__Problem description__. Would you pull out every line of the material that contains the string "this"?

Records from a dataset
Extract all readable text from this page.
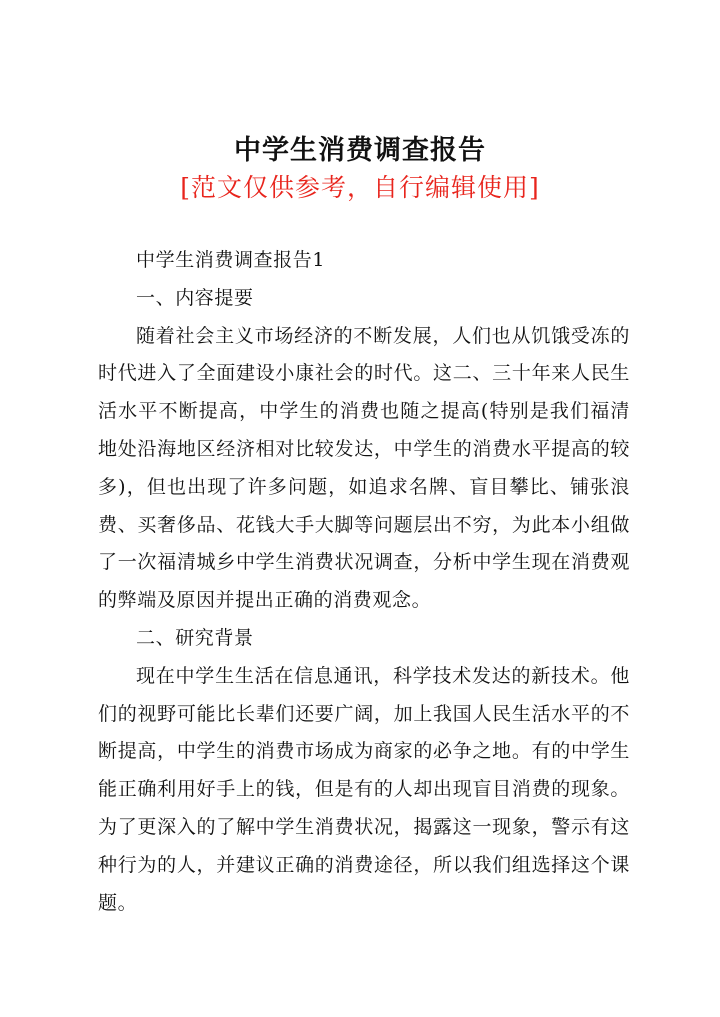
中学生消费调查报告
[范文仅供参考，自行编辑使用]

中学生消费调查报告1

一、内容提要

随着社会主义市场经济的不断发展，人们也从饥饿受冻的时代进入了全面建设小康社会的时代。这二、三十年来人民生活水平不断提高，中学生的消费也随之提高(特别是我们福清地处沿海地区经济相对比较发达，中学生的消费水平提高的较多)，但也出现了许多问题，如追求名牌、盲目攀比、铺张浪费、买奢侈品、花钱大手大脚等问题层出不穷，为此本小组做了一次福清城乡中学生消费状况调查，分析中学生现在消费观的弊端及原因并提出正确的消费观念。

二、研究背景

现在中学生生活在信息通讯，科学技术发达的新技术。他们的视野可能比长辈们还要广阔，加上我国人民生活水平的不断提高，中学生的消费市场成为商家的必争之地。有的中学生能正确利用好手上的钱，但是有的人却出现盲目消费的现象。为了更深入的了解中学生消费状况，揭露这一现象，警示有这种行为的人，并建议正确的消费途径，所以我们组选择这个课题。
--
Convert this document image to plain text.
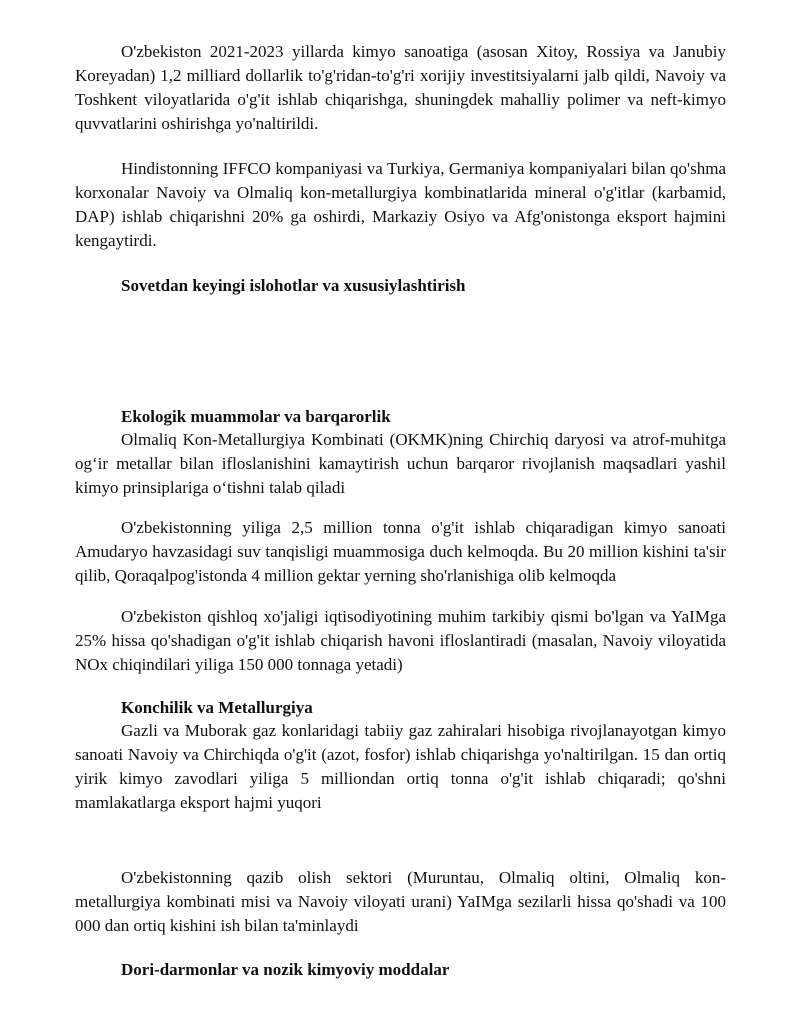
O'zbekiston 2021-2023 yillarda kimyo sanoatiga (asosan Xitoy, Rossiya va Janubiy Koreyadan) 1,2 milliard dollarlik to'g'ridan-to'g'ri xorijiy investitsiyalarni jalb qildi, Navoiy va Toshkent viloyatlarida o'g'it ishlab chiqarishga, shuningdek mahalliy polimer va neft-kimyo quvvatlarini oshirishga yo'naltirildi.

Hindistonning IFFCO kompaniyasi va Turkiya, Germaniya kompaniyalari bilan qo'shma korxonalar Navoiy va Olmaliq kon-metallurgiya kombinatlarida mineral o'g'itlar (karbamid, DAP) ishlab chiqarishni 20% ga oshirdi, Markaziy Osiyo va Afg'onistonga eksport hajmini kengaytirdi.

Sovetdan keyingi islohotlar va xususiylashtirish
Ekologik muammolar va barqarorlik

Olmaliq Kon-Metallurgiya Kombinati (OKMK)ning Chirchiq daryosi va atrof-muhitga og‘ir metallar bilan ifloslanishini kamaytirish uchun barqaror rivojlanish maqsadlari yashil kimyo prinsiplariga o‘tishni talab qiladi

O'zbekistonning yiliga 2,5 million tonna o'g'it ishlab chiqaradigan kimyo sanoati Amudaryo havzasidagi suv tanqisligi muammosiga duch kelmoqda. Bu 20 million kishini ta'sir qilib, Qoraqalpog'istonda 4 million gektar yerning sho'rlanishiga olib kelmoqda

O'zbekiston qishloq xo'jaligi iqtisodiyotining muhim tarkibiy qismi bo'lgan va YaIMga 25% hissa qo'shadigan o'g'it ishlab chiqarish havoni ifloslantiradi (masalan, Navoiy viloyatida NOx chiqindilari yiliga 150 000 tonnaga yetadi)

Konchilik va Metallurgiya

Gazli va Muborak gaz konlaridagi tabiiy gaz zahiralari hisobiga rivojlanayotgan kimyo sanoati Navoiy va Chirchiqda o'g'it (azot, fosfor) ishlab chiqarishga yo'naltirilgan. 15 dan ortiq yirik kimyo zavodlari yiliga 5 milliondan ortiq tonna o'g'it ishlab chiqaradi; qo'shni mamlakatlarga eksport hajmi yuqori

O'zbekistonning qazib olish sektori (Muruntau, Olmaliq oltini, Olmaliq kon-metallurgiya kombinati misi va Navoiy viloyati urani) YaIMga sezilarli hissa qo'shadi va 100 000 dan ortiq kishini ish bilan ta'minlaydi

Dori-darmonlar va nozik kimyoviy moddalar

__Written solution__.
Extract all readable text from this page.
Convert this document image to plain text.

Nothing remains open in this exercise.